(Stored items)

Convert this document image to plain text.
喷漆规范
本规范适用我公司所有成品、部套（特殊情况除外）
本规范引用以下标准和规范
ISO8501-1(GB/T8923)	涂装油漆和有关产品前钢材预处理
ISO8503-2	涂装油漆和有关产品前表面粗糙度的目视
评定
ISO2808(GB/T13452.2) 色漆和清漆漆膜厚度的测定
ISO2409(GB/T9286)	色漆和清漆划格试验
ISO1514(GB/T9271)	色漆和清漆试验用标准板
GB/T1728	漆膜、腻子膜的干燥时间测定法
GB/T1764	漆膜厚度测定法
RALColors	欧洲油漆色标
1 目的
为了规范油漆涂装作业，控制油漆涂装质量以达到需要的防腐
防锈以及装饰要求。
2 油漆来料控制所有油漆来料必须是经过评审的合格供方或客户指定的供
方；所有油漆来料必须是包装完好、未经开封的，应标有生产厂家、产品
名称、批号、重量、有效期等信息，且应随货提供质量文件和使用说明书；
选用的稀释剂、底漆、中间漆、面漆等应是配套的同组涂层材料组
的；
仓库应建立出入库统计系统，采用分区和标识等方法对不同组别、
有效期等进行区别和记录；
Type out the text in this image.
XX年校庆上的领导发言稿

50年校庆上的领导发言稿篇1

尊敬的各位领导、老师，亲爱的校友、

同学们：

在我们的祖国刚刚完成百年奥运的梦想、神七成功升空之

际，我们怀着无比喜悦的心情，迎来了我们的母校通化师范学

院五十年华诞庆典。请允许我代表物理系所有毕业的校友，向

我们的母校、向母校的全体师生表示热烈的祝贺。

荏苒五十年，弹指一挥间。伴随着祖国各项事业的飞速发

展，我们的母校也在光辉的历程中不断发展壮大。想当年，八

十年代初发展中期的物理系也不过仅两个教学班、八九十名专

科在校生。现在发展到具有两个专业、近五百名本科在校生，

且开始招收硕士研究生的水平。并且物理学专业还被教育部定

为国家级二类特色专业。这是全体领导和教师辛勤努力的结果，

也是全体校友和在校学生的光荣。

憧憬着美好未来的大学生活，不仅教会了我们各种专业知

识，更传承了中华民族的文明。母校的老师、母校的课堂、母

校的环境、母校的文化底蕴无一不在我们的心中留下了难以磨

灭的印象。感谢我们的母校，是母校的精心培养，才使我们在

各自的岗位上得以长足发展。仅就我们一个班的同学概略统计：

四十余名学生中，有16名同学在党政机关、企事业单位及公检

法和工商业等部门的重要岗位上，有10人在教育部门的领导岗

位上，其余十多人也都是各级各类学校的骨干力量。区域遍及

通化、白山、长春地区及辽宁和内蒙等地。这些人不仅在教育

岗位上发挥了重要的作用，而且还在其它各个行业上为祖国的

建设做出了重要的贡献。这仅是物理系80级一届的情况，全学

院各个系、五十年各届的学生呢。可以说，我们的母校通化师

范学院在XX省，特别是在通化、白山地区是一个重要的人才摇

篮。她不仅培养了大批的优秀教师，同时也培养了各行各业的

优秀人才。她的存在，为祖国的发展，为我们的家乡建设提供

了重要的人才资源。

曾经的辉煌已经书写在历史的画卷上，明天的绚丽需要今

WHAT THE EXERCISE ASKS. Using the listing above, list every line in which the string "text" occurs.

EXERCISE SOLUTION.
Convert this document image to plain text.
Type out the text in this image.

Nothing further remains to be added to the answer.